[Stored entries]
----
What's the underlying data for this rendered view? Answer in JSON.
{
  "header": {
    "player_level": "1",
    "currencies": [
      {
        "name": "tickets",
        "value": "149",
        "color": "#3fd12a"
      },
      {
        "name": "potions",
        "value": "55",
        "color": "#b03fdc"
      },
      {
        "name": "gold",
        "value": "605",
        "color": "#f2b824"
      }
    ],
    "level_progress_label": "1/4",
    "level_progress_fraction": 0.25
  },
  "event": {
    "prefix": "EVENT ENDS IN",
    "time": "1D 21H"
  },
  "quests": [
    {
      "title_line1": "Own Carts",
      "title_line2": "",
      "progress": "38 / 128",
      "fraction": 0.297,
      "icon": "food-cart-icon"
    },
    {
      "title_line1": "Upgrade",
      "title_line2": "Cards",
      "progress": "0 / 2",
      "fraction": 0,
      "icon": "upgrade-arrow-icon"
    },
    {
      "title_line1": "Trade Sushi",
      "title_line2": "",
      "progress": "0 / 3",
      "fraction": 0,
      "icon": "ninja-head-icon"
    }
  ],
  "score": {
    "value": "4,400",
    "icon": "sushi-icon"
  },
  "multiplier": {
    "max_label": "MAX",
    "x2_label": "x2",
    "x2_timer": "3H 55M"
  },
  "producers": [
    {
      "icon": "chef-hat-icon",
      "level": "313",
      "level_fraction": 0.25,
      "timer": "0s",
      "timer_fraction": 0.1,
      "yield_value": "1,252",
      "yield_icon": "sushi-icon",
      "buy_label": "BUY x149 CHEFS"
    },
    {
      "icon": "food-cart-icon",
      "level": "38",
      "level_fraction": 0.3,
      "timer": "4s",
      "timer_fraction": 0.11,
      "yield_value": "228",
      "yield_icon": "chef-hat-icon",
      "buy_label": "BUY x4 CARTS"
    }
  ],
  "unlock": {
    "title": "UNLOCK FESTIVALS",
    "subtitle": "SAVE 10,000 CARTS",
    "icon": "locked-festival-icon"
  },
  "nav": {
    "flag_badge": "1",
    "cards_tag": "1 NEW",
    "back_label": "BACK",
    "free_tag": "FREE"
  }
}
----
(Task description): Transcribe the material exactly as it reads.

(Reply):
What's the underlying data for this rendered view? Answer in JSON.
{
  "header": {
    "player_level": "1",
    "currencies": [
      {
        "name": "tickets",
        "value": "149",
        "color": "#3fd12a"
      },
      {
        "name": "potions",
        "value": "55",
        "color": "#b03fdc"
      },
      {
        "name": "gold",
        "value": "605",
        "color": "#f2b824"
      }
    ],
    "level_progress_label": "1/4",
    "level_progress_fraction": 0.25
  },
  "event": {
    "prefix": "EVENT ENDS IN",
    "time": "1D 21H"
  },
  "quests": [
    {
      "title_line1": "Own Carts",
      "title_line2": "",
      "progress": "38 / 128",
      "fraction": 0.297,
      "icon": "food-cart-icon"
    },
    {
      "title_line1": "Upgrade",
      "title_line2": "Cards",
      "progress": "0 / 2",
      "fraction": 0,
      "icon": "upgrade-arrow-icon"
    },
    {
      "title_line1": "Trade Sushi",
      "title_line2": "",
      "progress": "0 / 3",
      "fraction": 0,
      "icon": "ninja-head-icon"
    }
  ],
  "score": {
    "value": "4,400",
    "icon": "sushi-icon"
  },
  "multiplier": {
    "max_label": "MAX",
    "x2_label": "x2",
    "x2_timer": "3H 55M"
  },
  "producers": [
    {
      "icon": "chef-hat-icon",
      "level": "313",
      "level_fraction": 0.25,
      "timer": "0s",
      "timer_fraction": 0.1,
      "yield_value": "1,252",
      "yield_icon": "sushi-icon",
      "buy_label": "BUY x149 CHEFS"
    },
    {
      "icon": "food-cart-icon",
      "level": "38",
      "level_fraction": 0.3,
      "timer": "4s",
      "timer_fraction": 0.11,
      "yield_value": "228",
      "yield_icon": "chef-hat-icon",
      "buy_label": "BUY x4 CARTS"
    }
  ],
  "unlock": {
    "title": "UNLOCK FESTIVALS",
    "subtitle": "SAVE 10,000 CARTS",
    "icon": "locked-festival-icon"
  },
  "nav": {
    "flag_badge": "1",
    "cards_tag": "1 NEW",
    "back_label": "BACK",
    "free_tag": "FREE"
  }
}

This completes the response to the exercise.